TASK DESCRIPTION | Report each line of the data that includes the word "document".
** BEGIN TASK INPUT **
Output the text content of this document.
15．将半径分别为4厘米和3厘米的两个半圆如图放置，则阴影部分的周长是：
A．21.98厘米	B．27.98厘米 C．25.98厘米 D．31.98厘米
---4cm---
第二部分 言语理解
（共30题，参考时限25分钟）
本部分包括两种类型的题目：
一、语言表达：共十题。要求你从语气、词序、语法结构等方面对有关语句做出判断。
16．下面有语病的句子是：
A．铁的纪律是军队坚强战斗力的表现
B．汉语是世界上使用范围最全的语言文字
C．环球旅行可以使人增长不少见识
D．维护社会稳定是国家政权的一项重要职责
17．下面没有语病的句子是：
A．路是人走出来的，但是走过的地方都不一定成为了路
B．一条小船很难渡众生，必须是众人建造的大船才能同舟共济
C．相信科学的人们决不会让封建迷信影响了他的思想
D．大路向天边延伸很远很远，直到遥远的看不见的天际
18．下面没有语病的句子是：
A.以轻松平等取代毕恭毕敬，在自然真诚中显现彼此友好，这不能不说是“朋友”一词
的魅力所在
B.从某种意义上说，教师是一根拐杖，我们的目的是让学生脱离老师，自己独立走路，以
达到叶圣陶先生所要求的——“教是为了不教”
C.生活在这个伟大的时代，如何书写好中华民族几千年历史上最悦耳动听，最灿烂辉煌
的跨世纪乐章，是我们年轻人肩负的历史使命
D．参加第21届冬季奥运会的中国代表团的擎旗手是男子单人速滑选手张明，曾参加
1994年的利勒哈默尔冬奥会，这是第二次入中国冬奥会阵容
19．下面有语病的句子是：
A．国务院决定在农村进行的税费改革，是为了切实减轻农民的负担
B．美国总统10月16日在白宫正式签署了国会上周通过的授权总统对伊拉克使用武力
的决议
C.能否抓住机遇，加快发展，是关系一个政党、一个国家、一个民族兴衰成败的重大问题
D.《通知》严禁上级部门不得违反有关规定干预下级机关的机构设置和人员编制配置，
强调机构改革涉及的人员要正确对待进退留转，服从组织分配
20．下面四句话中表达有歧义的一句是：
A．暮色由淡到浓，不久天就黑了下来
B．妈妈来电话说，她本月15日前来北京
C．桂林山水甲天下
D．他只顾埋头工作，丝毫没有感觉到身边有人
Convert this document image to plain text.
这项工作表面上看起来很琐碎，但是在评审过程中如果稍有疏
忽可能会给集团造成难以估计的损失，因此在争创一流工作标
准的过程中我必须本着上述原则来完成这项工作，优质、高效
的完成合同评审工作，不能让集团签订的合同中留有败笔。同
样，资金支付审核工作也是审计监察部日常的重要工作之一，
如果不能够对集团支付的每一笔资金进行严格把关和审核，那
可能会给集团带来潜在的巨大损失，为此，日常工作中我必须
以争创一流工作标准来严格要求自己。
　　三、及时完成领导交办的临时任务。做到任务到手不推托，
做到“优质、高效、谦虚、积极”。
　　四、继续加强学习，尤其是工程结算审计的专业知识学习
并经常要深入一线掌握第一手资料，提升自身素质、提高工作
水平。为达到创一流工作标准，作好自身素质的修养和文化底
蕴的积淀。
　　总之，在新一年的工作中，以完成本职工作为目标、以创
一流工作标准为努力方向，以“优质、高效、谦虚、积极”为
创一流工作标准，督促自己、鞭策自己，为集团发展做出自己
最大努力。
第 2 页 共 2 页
** END TASK INPUT **
EXERCISE OUTPUT |
Output the text content of this document.
Convert this document image to plain text.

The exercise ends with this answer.